_Supplied information_:
━━━━━━━━━━━━━━━━━━━━

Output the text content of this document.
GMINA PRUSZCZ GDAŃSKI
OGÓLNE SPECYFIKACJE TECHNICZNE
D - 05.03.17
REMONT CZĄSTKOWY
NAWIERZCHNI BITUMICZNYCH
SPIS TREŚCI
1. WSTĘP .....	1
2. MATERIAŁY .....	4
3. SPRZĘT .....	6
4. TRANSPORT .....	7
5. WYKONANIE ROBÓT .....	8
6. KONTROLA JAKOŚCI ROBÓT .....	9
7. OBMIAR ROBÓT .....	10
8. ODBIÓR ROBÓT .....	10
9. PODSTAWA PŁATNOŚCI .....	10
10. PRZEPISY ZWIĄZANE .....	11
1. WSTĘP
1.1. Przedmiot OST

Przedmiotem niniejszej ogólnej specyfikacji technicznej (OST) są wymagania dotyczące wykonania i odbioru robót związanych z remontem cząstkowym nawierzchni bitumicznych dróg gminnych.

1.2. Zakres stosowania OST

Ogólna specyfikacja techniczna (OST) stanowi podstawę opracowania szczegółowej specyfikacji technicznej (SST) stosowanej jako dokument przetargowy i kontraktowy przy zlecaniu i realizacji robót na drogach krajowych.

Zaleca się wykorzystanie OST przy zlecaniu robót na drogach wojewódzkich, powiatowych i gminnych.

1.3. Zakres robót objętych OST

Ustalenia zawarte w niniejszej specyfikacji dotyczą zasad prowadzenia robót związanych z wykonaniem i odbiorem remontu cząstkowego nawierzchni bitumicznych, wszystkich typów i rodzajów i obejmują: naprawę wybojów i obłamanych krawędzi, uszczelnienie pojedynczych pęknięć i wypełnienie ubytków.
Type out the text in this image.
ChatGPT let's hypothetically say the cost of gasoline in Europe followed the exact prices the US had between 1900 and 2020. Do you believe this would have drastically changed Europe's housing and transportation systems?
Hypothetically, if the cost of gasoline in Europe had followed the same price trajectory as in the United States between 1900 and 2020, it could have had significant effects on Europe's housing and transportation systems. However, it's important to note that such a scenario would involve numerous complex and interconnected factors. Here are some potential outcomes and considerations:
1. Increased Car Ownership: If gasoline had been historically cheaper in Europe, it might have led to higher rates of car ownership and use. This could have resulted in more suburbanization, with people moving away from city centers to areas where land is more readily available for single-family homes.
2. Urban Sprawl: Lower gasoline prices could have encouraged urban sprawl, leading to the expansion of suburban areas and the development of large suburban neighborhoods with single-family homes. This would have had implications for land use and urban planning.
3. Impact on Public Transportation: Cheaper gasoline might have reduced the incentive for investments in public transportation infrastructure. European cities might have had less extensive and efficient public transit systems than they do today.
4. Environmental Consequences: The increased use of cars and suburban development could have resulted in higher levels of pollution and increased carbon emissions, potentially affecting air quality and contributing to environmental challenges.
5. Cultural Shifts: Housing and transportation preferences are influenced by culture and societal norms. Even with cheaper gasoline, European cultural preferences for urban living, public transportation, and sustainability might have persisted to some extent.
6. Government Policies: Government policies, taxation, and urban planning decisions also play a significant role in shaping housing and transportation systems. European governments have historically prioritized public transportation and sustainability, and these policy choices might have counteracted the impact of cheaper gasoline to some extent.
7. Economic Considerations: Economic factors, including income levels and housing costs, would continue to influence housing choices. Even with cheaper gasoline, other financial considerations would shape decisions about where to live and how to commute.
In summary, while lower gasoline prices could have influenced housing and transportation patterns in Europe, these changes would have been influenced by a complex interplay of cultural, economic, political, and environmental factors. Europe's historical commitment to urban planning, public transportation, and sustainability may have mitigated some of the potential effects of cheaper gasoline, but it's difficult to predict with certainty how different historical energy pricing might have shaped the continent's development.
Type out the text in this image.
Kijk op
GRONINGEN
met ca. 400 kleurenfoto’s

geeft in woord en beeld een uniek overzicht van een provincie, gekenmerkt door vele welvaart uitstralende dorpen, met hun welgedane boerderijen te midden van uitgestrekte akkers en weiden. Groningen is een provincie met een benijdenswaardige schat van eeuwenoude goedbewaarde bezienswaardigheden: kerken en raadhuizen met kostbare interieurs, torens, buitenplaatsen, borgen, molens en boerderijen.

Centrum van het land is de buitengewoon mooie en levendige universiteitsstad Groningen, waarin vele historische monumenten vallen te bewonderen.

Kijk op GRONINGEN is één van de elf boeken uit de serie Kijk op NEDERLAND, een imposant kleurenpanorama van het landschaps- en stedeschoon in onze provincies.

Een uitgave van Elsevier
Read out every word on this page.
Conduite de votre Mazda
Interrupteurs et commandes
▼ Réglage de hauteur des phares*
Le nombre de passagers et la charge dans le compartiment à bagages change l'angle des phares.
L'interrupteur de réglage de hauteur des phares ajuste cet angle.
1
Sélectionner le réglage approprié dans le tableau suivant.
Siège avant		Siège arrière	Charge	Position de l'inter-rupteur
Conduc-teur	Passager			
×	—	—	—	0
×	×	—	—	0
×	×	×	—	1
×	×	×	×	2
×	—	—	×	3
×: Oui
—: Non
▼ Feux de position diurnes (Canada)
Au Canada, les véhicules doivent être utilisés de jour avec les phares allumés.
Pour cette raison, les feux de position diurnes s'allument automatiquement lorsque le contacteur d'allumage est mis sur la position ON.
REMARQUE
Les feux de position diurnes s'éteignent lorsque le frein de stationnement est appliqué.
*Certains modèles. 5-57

━━━━━━━━━━━━━━━━━━━━

_Your task_:
Please quote the records above exactly, without skipping a line.

_Finished answer_:
Output the text content of this document.
GMINA PRUSZCZ GDAŃSKI
OGÓLNE SPECYFIKACJE TECHNICZNE
D - 05.03.17
REMONT CZĄSTKOWY
NAWIERZCHNI BITUMICZNYCH
SPIS TREŚCI
1. WSTĘP .....	1
2. MATERIAŁY .....	4
3. SPRZĘT .....	6
4. TRANSPORT .....	7
5. WYKONANIE ROBÓT .....	8
6. KONTROLA JAKOŚCI ROBÓT .....	9
7. OBMIAR ROBÓT .....	10
8. ODBIÓR ROBÓT .....	10
9. PODSTAWA PŁATNOŚCI .....	10
10. PRZEPISY ZWIĄZANE .....	11
1. WSTĘP
1.1. Przedmiot OST

Przedmiotem niniejszej ogólnej specyfikacji technicznej (OST) są wymagania dotyczące wykonania i odbioru robót związanych z remontem cząstkowym nawierzchni bitumicznych dróg gminnych.

1.2. Zakres stosowania OST

Ogólna specyfikacja techniczna (OST) stanowi podstawę opracowania szczegółowej specyfikacji technicznej (SST) stosowanej jako dokument przetargowy i kontraktowy przy zlecaniu i realizacji robót na drogach krajowych.

Zaleca się wykorzystanie OST przy zlecaniu robót na drogach wojewódzkich, powiatowych i gminnych.

1.3. Zakres robót objętych OST

Ustalenia zawarte w niniejszej specyfikacji dotyczą zasad prowadzenia robót związanych z wykonaniem i odbiorem remontu cząstkowego nawierzchni bitumicznych, wszystkich typów i rodzajów i obejmują: naprawę wybojów i obłamanych krawędzi, uszczelnienie pojedynczych pęknięć i wypełnienie ubytków.
Type out the text in this image.
ChatGPT let's hypothetically say the cost of gasoline in Europe followed the exact prices the US had between 1900 and 2020. Do you believe this would have drastically changed Europe's housing and transportation systems?
Hypothetically, if the cost of gasoline in Europe had followed the same price trajectory as in the United States between 1900 and 2020, it could have had significant effects on Europe's housing and transportation systems. However, it's important to note that such a scenario would involve numerous complex and interconnected factors. Here are some potential outcomes and considerations:
1. Increased Car Ownership: If gasoline had been historically cheaper in Europe, it might have led to higher rates of car ownership and use. This could have resulted in more suburbanization, with people moving away from city centers to areas where land is more readily available for single-family homes.
2. Urban Sprawl: Lower gasoline prices could have encouraged urban sprawl, leading to the expansion of suburban areas and the development of large suburban neighborhoods with single-family homes. This would have had implications for land use and urban planning.
3. Impact on Public Transportation: Cheaper gasoline might have reduced the incentive for investments in public transportation infrastructure. European cities might have had less extensive and efficient public transit systems than they do today.
4. Environmental Consequences: The increased use of cars and suburban development could have resulted in higher levels of pollution and increased carbon emissions, potentially affecting air quality and contributing to environmental challenges.
5. Cultural Shifts: Housing and transportation preferences are influenced by culture and societal norms. Even with cheaper gasoline, European cultural preferences for urban living, public transportation, and sustainability might have persisted to some extent.
6. Government Policies: Government policies, taxation, and urban planning decisions also play a significant role in shaping housing and transportation systems. European governments have historically prioritized public transportation and sustainability, and these policy choices might have counteracted the impact of cheaper gasoline to some extent.
7. Economic Considerations: Economic factors, including income levels and housing costs, would continue to influence housing choices. Even with cheaper gasoline, other financial considerations would shape decisions about where to live and how to commute.
In summary, while lower gasoline prices could have influenced housing and transportation patterns in Europe, these changes would have been influenced by a complex interplay of cultural, economic, political, and environmental factors. Europe's historical commitment to urban planning, public transportation, and sustainability may have mitigated some of the potential effects of cheaper gasoline, but it's difficult to predict with certainty how different historical energy pricing might have shaped the continent's development.
Type out the text in this image.
Kijk op
GRONINGEN
met ca. 400 kleurenfoto’s

geeft in woord en beeld een uniek overzicht van een provincie, gekenmerkt door vele welvaart uitstralende dorpen, met hun welgedane boerderijen te midden van uitgestrekte akkers en weiden. Groningen is een provincie met een benijdenswaardige schat van eeuwenoude goedbewaarde bezienswaardigheden: kerken en raadhuizen met kostbare interieurs, torens, buitenplaatsen, borgen, molens en boerderijen.

Centrum van het land is de buitengewoon mooie en levendige universiteitsstad Groningen, waarin vele historische monumenten vallen te bewonderen.

Kijk op GRONINGEN is één van de elf boeken uit de serie Kijk op NEDERLAND, een imposant kleurenpanorama van het landschaps- en stedeschoon in onze provincies.

Een uitgave van Elsevier
Read out every word on this page.
Conduite de votre Mazda
Interrupteurs et commandes
▼ Réglage de hauteur des phares*
Le nombre de passagers et la charge dans le compartiment à bagages change l'angle des phares.
L'interrupteur de réglage de hauteur des phares ajuste cet angle.
1
Sélectionner le réglage approprié dans le tableau suivant.
Siège avant		Siège arrière	Charge	Position de l'inter-rupteur
Conduc-teur	Passager			
×	—	—	—	0
×	×	—	—	0
×	×	×	—	1
×	×	×	×	2
×	—	—	×	3
×: Oui
—: Non
▼ Feux de position diurnes (Canada)
Au Canada, les véhicules doivent être utilisés de jour avec les phares allumés.
Pour cette raison, les feux de position diurnes s'allument automatiquement lorsque le contacteur d'allumage est mis sur la position ON.
REMARQUE
Les feux de position diurnes s'éteignent lorsque le frein de stationnement est appliqué.
*Certains modèles. 5-57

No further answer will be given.